Exercise objective:
Only the number is wanted: how many lines contain "within"?
________________________
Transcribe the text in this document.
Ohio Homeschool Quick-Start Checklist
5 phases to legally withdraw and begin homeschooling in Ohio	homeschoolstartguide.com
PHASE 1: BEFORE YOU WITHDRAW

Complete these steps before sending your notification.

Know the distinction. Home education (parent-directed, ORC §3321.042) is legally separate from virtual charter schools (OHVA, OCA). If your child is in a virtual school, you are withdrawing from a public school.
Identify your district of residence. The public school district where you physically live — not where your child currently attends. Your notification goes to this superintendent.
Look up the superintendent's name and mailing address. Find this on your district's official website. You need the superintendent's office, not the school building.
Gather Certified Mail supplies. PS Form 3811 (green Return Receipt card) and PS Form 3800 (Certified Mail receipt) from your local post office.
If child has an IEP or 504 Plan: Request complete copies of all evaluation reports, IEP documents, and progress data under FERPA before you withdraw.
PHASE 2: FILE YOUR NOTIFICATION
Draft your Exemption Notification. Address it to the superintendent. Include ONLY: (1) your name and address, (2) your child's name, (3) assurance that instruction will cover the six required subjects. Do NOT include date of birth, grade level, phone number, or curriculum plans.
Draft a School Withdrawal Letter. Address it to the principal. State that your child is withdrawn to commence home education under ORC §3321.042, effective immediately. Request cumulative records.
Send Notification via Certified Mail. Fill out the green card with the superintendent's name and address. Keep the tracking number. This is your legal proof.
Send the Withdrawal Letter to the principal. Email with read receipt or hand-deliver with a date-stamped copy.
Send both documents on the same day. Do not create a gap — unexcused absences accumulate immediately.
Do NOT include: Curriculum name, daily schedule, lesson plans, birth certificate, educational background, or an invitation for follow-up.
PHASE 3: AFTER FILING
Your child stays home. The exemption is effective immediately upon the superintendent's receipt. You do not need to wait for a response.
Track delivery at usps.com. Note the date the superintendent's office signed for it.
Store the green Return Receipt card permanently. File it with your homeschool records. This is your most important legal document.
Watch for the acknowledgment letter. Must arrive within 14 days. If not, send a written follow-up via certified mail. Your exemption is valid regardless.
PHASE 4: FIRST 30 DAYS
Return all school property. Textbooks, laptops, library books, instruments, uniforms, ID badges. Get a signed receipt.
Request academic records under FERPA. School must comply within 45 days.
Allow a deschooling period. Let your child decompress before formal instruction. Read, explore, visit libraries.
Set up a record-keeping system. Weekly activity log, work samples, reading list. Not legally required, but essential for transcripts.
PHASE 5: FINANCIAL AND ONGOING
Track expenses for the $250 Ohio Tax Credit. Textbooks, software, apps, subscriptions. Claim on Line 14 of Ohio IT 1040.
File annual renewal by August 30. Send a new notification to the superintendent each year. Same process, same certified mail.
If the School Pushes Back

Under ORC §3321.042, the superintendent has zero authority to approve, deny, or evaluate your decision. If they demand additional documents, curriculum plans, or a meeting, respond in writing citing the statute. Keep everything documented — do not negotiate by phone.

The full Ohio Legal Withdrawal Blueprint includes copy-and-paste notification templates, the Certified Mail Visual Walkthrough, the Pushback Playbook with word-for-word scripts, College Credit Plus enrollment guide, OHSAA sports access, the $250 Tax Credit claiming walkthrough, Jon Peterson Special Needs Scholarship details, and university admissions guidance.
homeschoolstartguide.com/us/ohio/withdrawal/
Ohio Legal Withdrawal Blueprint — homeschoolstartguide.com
________________________
Solved problem:
2